═════ Working data ═════

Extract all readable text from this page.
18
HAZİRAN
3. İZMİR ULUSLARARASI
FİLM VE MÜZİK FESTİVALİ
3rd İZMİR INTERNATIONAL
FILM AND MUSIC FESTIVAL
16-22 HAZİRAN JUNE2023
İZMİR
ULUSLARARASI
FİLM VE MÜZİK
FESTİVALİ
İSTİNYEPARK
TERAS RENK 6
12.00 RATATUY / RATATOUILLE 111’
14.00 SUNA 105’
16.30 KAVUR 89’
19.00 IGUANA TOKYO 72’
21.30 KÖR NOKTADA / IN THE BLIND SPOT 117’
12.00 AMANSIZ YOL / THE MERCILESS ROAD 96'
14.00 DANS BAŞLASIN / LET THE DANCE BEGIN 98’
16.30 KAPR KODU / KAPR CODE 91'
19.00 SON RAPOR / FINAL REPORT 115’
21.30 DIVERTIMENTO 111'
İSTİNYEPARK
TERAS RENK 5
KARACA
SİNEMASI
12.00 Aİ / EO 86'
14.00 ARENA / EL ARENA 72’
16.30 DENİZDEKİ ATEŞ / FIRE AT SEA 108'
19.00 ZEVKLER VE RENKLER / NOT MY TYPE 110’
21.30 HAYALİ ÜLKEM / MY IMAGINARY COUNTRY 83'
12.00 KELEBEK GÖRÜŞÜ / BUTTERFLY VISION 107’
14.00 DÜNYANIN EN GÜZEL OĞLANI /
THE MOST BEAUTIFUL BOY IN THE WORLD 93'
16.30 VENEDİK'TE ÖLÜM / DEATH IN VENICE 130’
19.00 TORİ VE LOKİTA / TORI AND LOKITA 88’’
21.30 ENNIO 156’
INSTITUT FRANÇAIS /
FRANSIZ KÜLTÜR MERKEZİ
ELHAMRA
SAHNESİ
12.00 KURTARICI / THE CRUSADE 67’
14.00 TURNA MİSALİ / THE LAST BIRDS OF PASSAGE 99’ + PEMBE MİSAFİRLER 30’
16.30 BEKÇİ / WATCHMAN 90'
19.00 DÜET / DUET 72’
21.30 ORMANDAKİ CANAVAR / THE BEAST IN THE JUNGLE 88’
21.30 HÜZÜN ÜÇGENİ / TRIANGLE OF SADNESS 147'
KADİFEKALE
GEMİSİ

═════

Print the material verbatim, all of it.

Extract all readable text from this page.
18
HAZİRAN
3. İZMİR ULUSLARARASI
FİLM VE MÜZİK FESTİVALİ
3rd İZMİR INTERNATIONAL
FILM AND MUSIC FESTIVAL
16-22 HAZİRAN JUNE2023
İZMİR
ULUSLARARASI
FİLM VE MÜZİK
FESTİVALİ
İSTİNYEPARK
TERAS RENK 6
12.00 RATATUY / RATATOUILLE 111’
14.00 SUNA 105’
16.30 KAVUR 89’
19.00 IGUANA TOKYO 72’
21.30 KÖR NOKTADA / IN THE BLIND SPOT 117’
12.00 AMANSIZ YOL / THE MERCILESS ROAD 96'
14.00 DANS BAŞLASIN / LET THE DANCE BEGIN 98’
16.30 KAPR KODU / KAPR CODE 91'
19.00 SON RAPOR / FINAL REPORT 115’
21.30 DIVERTIMENTO 111'
İSTİNYEPARK
TERAS RENK 5
KARACA
SİNEMASI
12.00 Aİ / EO 86'
14.00 ARENA / EL ARENA 72’
16.30 DENİZDEKİ ATEŞ / FIRE AT SEA 108'
19.00 ZEVKLER VE RENKLER / NOT MY TYPE 110’
21.30 HAYALİ ÜLKEM / MY IMAGINARY COUNTRY 83'
12.00 KELEBEK GÖRÜŞÜ / BUTTERFLY VISION 107’
14.00 DÜNYANIN EN GÜZEL OĞLANI /
THE MOST BEAUTIFUL BOY IN THE WORLD 93'
16.30 VENEDİK'TE ÖLÜM / DEATH IN VENICE 130’
19.00 TORİ VE LOKİTA / TORI AND LOKITA 88’’
21.30 ENNIO 156’
INSTITUT FRANÇAIS /
FRANSIZ KÜLTÜR MERKEZİ
ELHAMRA
SAHNESİ
12.00 KURTARICI / THE CRUSADE 67’
14.00 TURNA MİSALİ / THE LAST BIRDS OF PASSAGE 99’ + PEMBE MİSAFİRLER 30’
16.30 BEKÇİ / WATCHMAN 90'
19.00 DÜET / DUET 72’
21.30 ORMANDAKİ CANAVAR / THE BEAST IN THE JUNGLE 88’
21.30 HÜZÜN ÜÇGENİ / TRIANGLE OF SADNESS 147'
KADİFEKALE
GEMİSİ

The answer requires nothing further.